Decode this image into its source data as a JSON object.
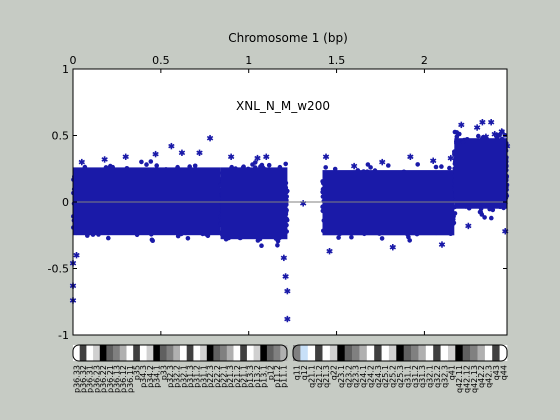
{
  "colors": {
    "background": "#c6cbc4",
    "plot_background": "#ffffff",
    "points": "#1a1aa8",
    "zero_line": "#808080",
    "centromere": "#e00000",
    "stalk": "#c8e0f8"
  },
  "chart_data": {
    "type": "scatter",
    "title": "Chromosome 1 (bp)",
    "annotation": "XNL_N_M_w200",
    "x_axis": {
      "position": "top",
      "range": [
        0,
        2.47
      ],
      "ticks": [
        0,
        0.5,
        1,
        1.5,
        2
      ],
      "tick_labels": [
        "0",
        "0.5",
        "1",
        "1.5",
        "2"
      ]
    },
    "y_axis": {
      "range": [
        -1,
        1
      ],
      "ticks": [
        -1,
        -0.5,
        0,
        0.5,
        1
      ],
      "tick_labels": [
        "-1",
        "-0.5",
        "0",
        "0.5",
        "1"
      ]
    },
    "reference_line_y": 0,
    "grid": false,
    "legend": "none",
    "series": [
      {
        "segments": [
          {
            "x_range": [
              0.0,
              0.84
            ],
            "y_low": -0.25,
            "y_high": 0.26
          },
          {
            "x_range": [
              0.84,
              1.22
            ],
            "y_low": -0.28,
            "y_high": 0.26
          },
          {
            "x_range": [
              1.42,
              2.17
            ],
            "y_low": -0.25,
            "y_high": 0.24
          },
          {
            "x_range": [
              2.17,
              2.47
            ],
            "y_low": -0.05,
            "y_high": 0.48
          }
        ],
        "outliers": [
          [
            0.0,
            -0.74
          ],
          [
            0.0,
            -0.63
          ],
          [
            0.0,
            -0.46
          ],
          [
            0.02,
            -0.4
          ],
          [
            0.05,
            0.3
          ],
          [
            0.18,
            0.32
          ],
          [
            0.3,
            0.34
          ],
          [
            0.47,
            0.36
          ],
          [
            0.56,
            0.42
          ],
          [
            0.62,
            0.37
          ],
          [
            0.72,
            0.37
          ],
          [
            0.78,
            0.48
          ],
          [
            0.9,
            0.34
          ],
          [
            1.05,
            0.33
          ],
          [
            1.1,
            0.34
          ],
          [
            1.2,
            -0.42
          ],
          [
            1.21,
            -0.56
          ],
          [
            1.22,
            -0.88
          ],
          [
            1.22,
            -0.67
          ],
          [
            1.31,
            -0.01
          ],
          [
            1.44,
            0.34
          ],
          [
            1.46,
            -0.37
          ],
          [
            1.6,
            0.27
          ],
          [
            1.76,
            0.3
          ],
          [
            1.82,
            -0.34
          ],
          [
            1.92,
            0.34
          ],
          [
            2.05,
            0.31
          ],
          [
            2.1,
            -0.32
          ],
          [
            2.15,
            0.33
          ],
          [
            2.21,
            0.58
          ],
          [
            2.22,
            0.45
          ],
          [
            2.25,
            -0.18
          ],
          [
            2.3,
            0.56
          ],
          [
            2.33,
            0.6
          ],
          [
            2.35,
            0.49
          ],
          [
            2.38,
            0.6
          ],
          [
            2.4,
            0.51
          ],
          [
            2.44,
            0.53
          ],
          [
            2.46,
            -0.22
          ],
          [
            2.47,
            0.42
          ]
        ]
      }
    ],
    "ideogram": {
      "bands": [
        "p36.33",
        "p36.32",
        "p36.31",
        "p36.23",
        "p36.22",
        "p36.21",
        "p36.13",
        "p36.12",
        "p36.11",
        "p35",
        "p34.3",
        "p34.2",
        "p34.1",
        "p33",
        "p32.3",
        "p32.2",
        "p32.1",
        "p31.3",
        "p31.2",
        "p31.1",
        "p22.3",
        "p22.2",
        "p22.1",
        "p21.3",
        "p21.2",
        "p21.1",
        "p13.3",
        "p13.2",
        "p13.1",
        "p12",
        "p11.2",
        "p11.1",
        "q11",
        "q12",
        "q21.1",
        "q21.2",
        "q21.3",
        "q22",
        "q23.1",
        "q23.2",
        "q23.3",
        "q24.1",
        "q24.2",
        "q24.3",
        "q25.1",
        "q25.2",
        "q25.3",
        "q31.1",
        "q31.2",
        "q31.3",
        "q32.1",
        "q32.2",
        "q32.3",
        "q41",
        "q42.11",
        "q42.12",
        "q42.13",
        "q42.2",
        "q42.3",
        "q43",
        "q44"
      ]
    }
  }
}
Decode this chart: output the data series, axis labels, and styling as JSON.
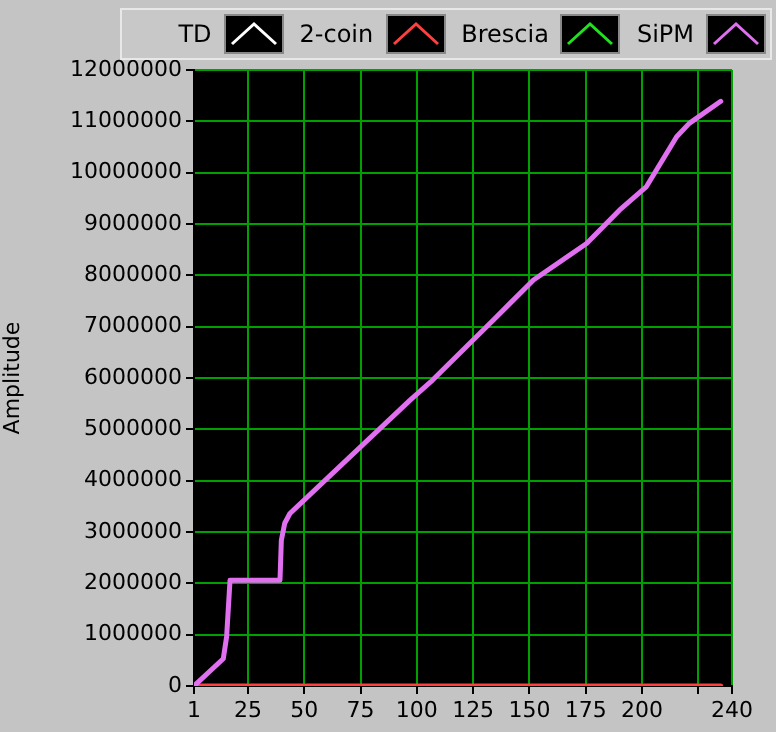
{
  "chart_data": {
    "type": "line",
    "ylabel": "Amplitude",
    "x": [
      1,
      14,
      15.5,
      17,
      39.2,
      39.8,
      41.3,
      43.6,
      97,
      107,
      134,
      151.8,
      175.4,
      190,
      202,
      215.4,
      221,
      235
    ],
    "series": [
      {
        "name": "TD",
        "color": "#ffffff",
        "values": [
          null,
          null,
          null,
          null,
          null,
          null,
          null,
          null,
          null,
          null,
          null,
          null,
          null,
          null,
          null,
          null,
          null,
          null
        ]
      },
      {
        "name": "2-coin",
        "color": "#ff4040",
        "values": [
          0,
          0,
          0,
          0,
          0,
          0,
          0,
          0,
          0,
          0,
          0,
          0,
          0,
          0,
          0,
          0,
          0,
          0
        ]
      },
      {
        "name": "Brescia",
        "color": "#20e020",
        "values": [
          null,
          null,
          null,
          null,
          null,
          null,
          null,
          null,
          null,
          null,
          null,
          null,
          null,
          null,
          null,
          null,
          null,
          null
        ]
      },
      {
        "name": "SiPM",
        "color": "#e070f0",
        "values": [
          0,
          530000,
          960000,
          2060000,
          2060000,
          2840000,
          3170000,
          3360000,
          5570000,
          5960000,
          7130000,
          7910000,
          8620000,
          9270000,
          9730000,
          10700000,
          10960000,
          11390000
        ]
      }
    ],
    "xlim": [
      1,
      240
    ],
    "xticks": [
      1,
      25,
      50,
      75,
      100,
      125,
      150,
      175,
      200,
      {
        "value": 225,
        "label": null
      },
      240
    ],
    "ylim": [
      0,
      12000000
    ],
    "yticks": [
      0,
      1000000,
      2000000,
      3000000,
      4000000,
      5000000,
      6000000,
      7000000,
      8000000,
      9000000,
      10000000,
      11000000,
      12000000
    ],
    "grid": true,
    "legend": "top right",
    "marker": "none",
    "line_style": "solid"
  }
}
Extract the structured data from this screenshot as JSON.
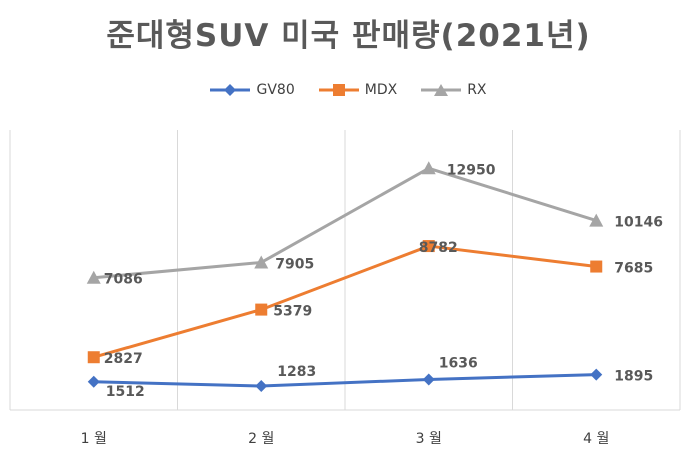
{
  "chart_data": {
    "type": "line",
    "title": "준대형SUV 미국 판매량(2021년)",
    "categories": [
      "1 월",
      "2 월",
      "3 월",
      "4 월"
    ],
    "series": [
      {
        "name": "GV80",
        "values": [
          1512,
          1283,
          1636,
          1895
        ],
        "color": "#4472C4",
        "marker": "diamond"
      },
      {
        "name": "MDX",
        "values": [
          2827,
          5379,
          8782,
          7685
        ],
        "color": "#ED7D31",
        "marker": "square"
      },
      {
        "name": "RX",
        "values": [
          7086,
          7905,
          12950,
          10146
        ],
        "color": "#A5A5A5",
        "marker": "triangle"
      }
    ],
    "ylim": [
      0,
      15000
    ],
    "grid": "vertical",
    "legend_position": "top"
  }
}
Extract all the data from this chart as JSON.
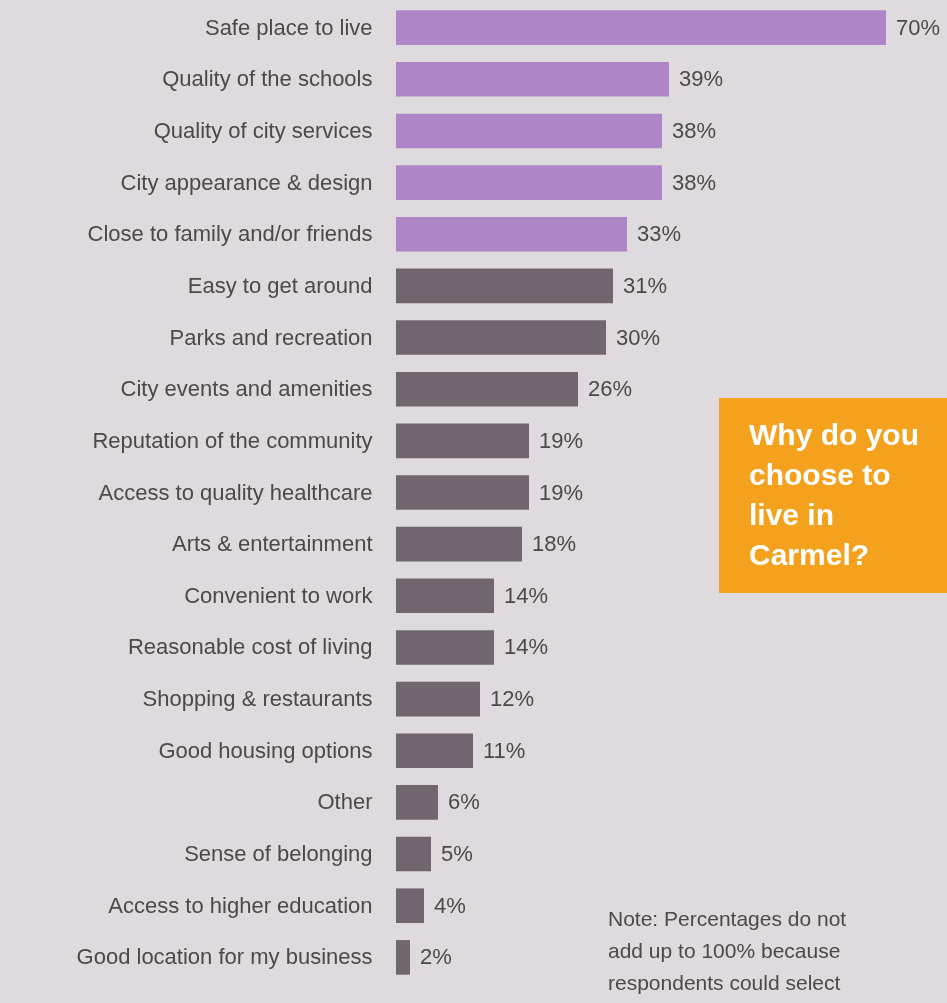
{
  "chart_data": {
    "type": "bar",
    "orientation": "horizontal",
    "title": "Why do you choose to live in Carmel?",
    "categories": [
      "Safe place to live",
      "Quality of the schools",
      "Quality of city services",
      "City appearance & design",
      "Close to family and/or friends",
      "Easy to get around",
      "Parks and recreation",
      "City events and amenities",
      "Reputation of the community",
      "Access to quality healthcare",
      "Arts & entertainment",
      "Convenient to work",
      "Reasonable cost of living",
      "Shopping & restaurants",
      "Good housing options",
      "Other",
      "Sense of belonging",
      "Access to higher education",
      "Good location for my business"
    ],
    "values": [
      70,
      39,
      38,
      38,
      33,
      31,
      30,
      26,
      19,
      19,
      18,
      14,
      14,
      12,
      11,
      6,
      5,
      4,
      2
    ],
    "value_labels": [
      "70%",
      "39%",
      "38%",
      "38%",
      "33%",
      "31%",
      "30%",
      "26%",
      "19%",
      "19%",
      "18%",
      "14%",
      "14%",
      "12%",
      "11%",
      "6%",
      "5%",
      "4%",
      "2%"
    ],
    "colors": [
      "#ae86c8",
      "#ae86c8",
      "#ae86c8",
      "#ae86c8",
      "#ae86c8",
      "#716670",
      "#716670",
      "#716670",
      "#716670",
      "#716670",
      "#716670",
      "#716670",
      "#716670",
      "#716670",
      "#716670",
      "#716670",
      "#716670",
      "#716670",
      "#716670"
    ],
    "annotations": [
      "Note: Percentages do not add up to 100% because respondents could select"
    ]
  }
}
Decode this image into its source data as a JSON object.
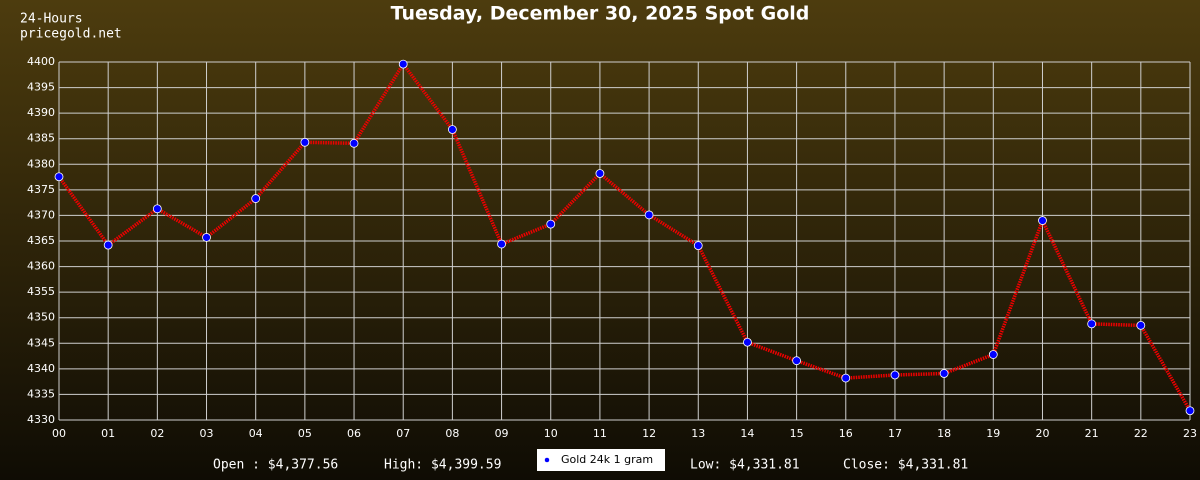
{
  "chart_data": {
    "type": "line",
    "title": "Tuesday, December 30, 2025 Spot Gold",
    "header": [
      "24-Hours",
      "pricegold.net"
    ],
    "categories": [
      "00",
      "01",
      "02",
      "03",
      "04",
      "05",
      "06",
      "07",
      "08",
      "09",
      "10",
      "11",
      "12",
      "13",
      "14",
      "15",
      "16",
      "17",
      "18",
      "19",
      "20",
      "21",
      "22",
      "23"
    ],
    "series": [
      {
        "name": "Gold 24k 1 gram",
        "color": "#ee0000",
        "marker_color": "#0000ff",
        "values": [
          4377.56,
          4364.2,
          4371.3,
          4365.7,
          4373.3,
          4384.3,
          4384.1,
          4399.59,
          4386.8,
          4364.4,
          4368.3,
          4378.2,
          4370.1,
          4364.1,
          4345.2,
          4341.6,
          4338.2,
          4338.8,
          4339.1,
          4342.8,
          4369.0,
          4348.8,
          4348.5,
          4331.81
        ]
      }
    ],
    "ylim": [
      4330,
      4400
    ],
    "yticks": [
      4330,
      4335,
      4340,
      4345,
      4350,
      4355,
      4360,
      4365,
      4370,
      4375,
      4380,
      4385,
      4390,
      4395,
      4400
    ],
    "grid": true,
    "stats": [
      "Open : $4,377.56",
      "High: $4,399.59",
      "Low: $4,331.81",
      "Close: $4,331.81"
    ]
  }
}
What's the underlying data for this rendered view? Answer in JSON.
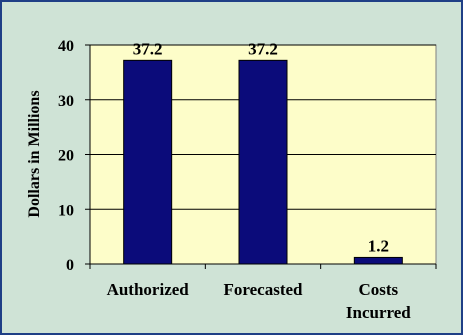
{
  "chart_data": {
    "type": "bar",
    "title": "",
    "xlabel": "",
    "ylabel": "Dollars in Millions",
    "ylim": [
      0,
      40
    ],
    "yticks": [
      0,
      10,
      20,
      30,
      40
    ],
    "grid": true,
    "legend": "none",
    "categories": [
      [
        "Authorized"
      ],
      [
        "Forecasted"
      ],
      [
        "Costs",
        "Incurred"
      ]
    ],
    "values": [
      37.2,
      37.2,
      1.2
    ],
    "data_labels": [
      "37.2",
      "37.2",
      "1.2"
    ],
    "colors": {
      "bar": "#0b0b7a",
      "plot_background": "#fdfdc9",
      "frame_background": "#cfe3d6",
      "frame_border": "#1f3f86",
      "grid": "#000000"
    }
  }
}
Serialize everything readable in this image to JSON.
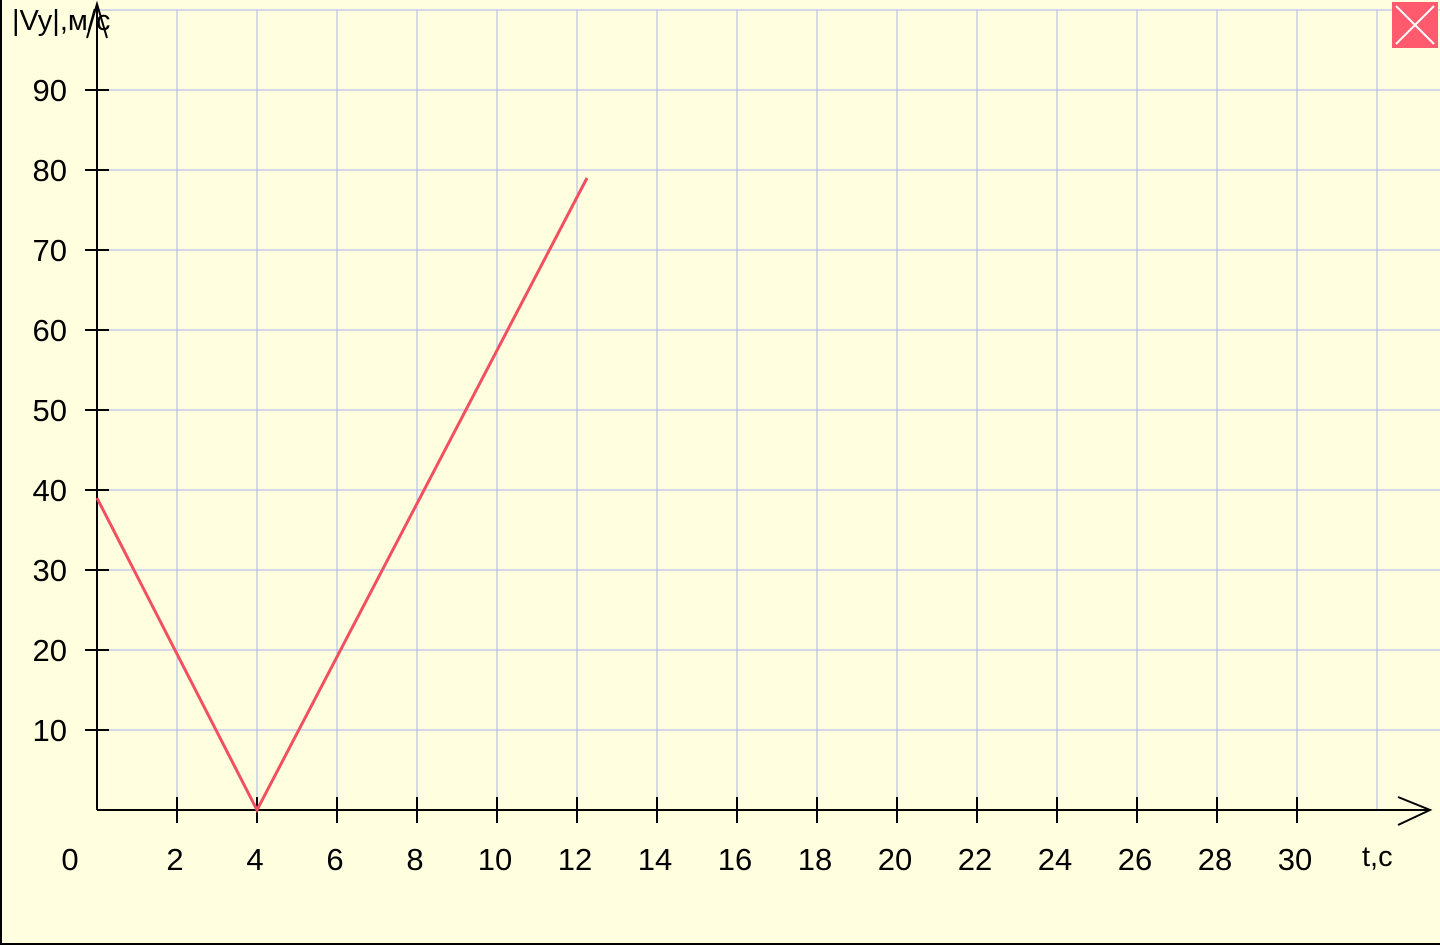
{
  "chart_data": {
    "type": "line",
    "title": "",
    "xlabel": "t,c",
    "ylabel": "|Vy|,м/с",
    "xlim": [
      0,
      33
    ],
    "ylim": [
      0,
      90
    ],
    "x_ticks": [
      0,
      2,
      4,
      6,
      8,
      10,
      12,
      14,
      16,
      18,
      20,
      22,
      24,
      26,
      28,
      30
    ],
    "x_tick_labels": [
      "0",
      "2",
      "4",
      "6",
      "8",
      "10",
      "12",
      "14",
      "16",
      "18",
      "20",
      "22",
      "24",
      "26",
      "28",
      "30"
    ],
    "y_ticks": [
      10,
      20,
      30,
      40,
      50,
      60,
      70,
      80,
      90
    ],
    "y_tick_labels": [
      "10",
      "20",
      "30",
      "40",
      "50",
      "60",
      "70",
      "80",
      "90"
    ],
    "grid": true,
    "series": [
      {
        "x": [
          0,
          4,
          12.25
        ],
        "y": [
          39,
          0,
          79
        ]
      }
    ],
    "colors": {
      "background": "#ffffe0",
      "grid": "#a9b4ea",
      "axis": "#000000",
      "line": "#f0505f"
    }
  },
  "toolbar": {
    "close_icon": "close-icon",
    "close_color": "#ff5a6e"
  }
}
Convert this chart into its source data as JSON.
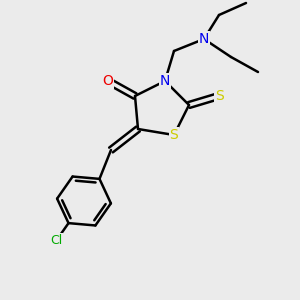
{
  "background_color": "#ebebeb",
  "atom_colors": {
    "C": "#000000",
    "N": "#0000ee",
    "O": "#ee0000",
    "S_ring": "#cccc00",
    "S_exo": "#cccc00",
    "Cl": "#00aa00"
  },
  "fig_width": 3.0,
  "fig_height": 3.0,
  "dpi": 100
}
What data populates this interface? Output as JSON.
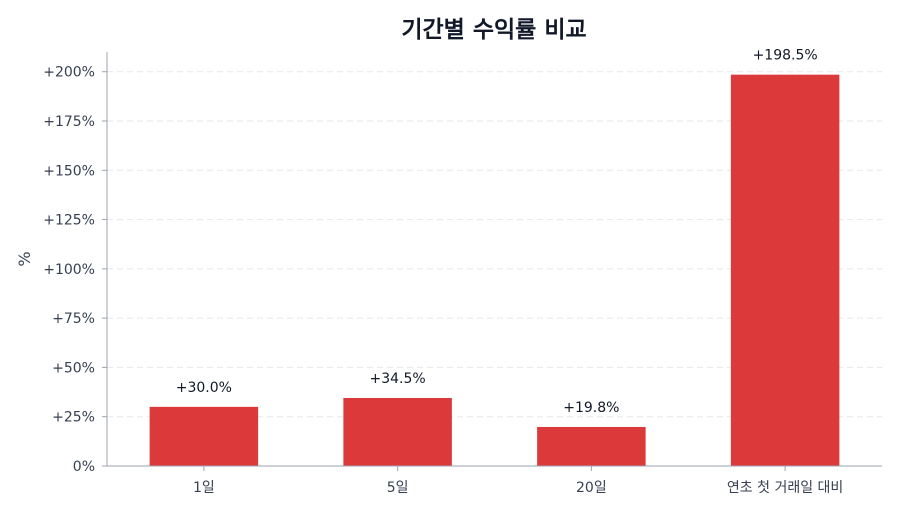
{
  "chart_data": {
    "type": "bar",
    "title": "기간별 수익률 비교",
    "ylabel": "%",
    "xlabel": "",
    "categories": [
      "1일",
      "5일",
      "20일",
      "연초 첫 거래일 대비"
    ],
    "values": [
      30.0,
      34.5,
      19.8,
      198.5
    ],
    "value_labels": [
      "+30.0%",
      "+34.5%",
      "+19.8%",
      "+198.5%"
    ],
    "ylim": [
      0,
      210
    ],
    "yticks": [
      0,
      25,
      50,
      75,
      100,
      125,
      150,
      175,
      200
    ],
    "ytick_labels": [
      "0%",
      "+25%",
      "+50%",
      "+75%",
      "+100%",
      "+125%",
      "+150%",
      "+175%",
      "+200%"
    ],
    "bar_color": "#dc3a3a",
    "grid": true,
    "legend": "none"
  }
}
· · ·
● **What to do**: Starting at the line containing "Convert this chart", write out each line through the last one in the listing above, inclusive, and nothing else. Pictures are excluded from the copy.

● **Solution to this task**:
Convert this chart into its source data as JSON.
{
  "background_color": "#ebebeb",
  "atom_colors": {
    "C": "#000000",
    "N": "#0000ee",
    "O": "#ee0000",
    "S_ring": "#cccc00",
    "S_exo": "#cccc00",
    "Cl": "#00aa00"
  },
  "fig_width": 3.0,
  "fig_height": 3.0,
  "dpi": 100
}
What data populates this interface? Output as JSON.
{
  "chart_data": {
    "type": "bar",
    "title": "기간별 수익률 비교",
    "ylabel": "%",
    "xlabel": "",
    "categories": [
      "1일",
      "5일",
      "20일",
      "연초 첫 거래일 대비"
    ],
    "values": [
      30.0,
      34.5,
      19.8,
      198.5
    ],
    "value_labels": [
      "+30.0%",
      "+34.5%",
      "+19.8%",
      "+198.5%"
    ],
    "ylim": [
      0,
      210
    ],
    "yticks": [
      0,
      25,
      50,
      75,
      100,
      125,
      150,
      175,
      200
    ],
    "ytick_labels": [
      "0%",
      "+25%",
      "+50%",
      "+75%",
      "+100%",
      "+125%",
      "+150%",
      "+175%",
      "+200%"
    ],
    "bar_color": "#dc3a3a",
    "grid": true,
    "legend": "none"
  }
}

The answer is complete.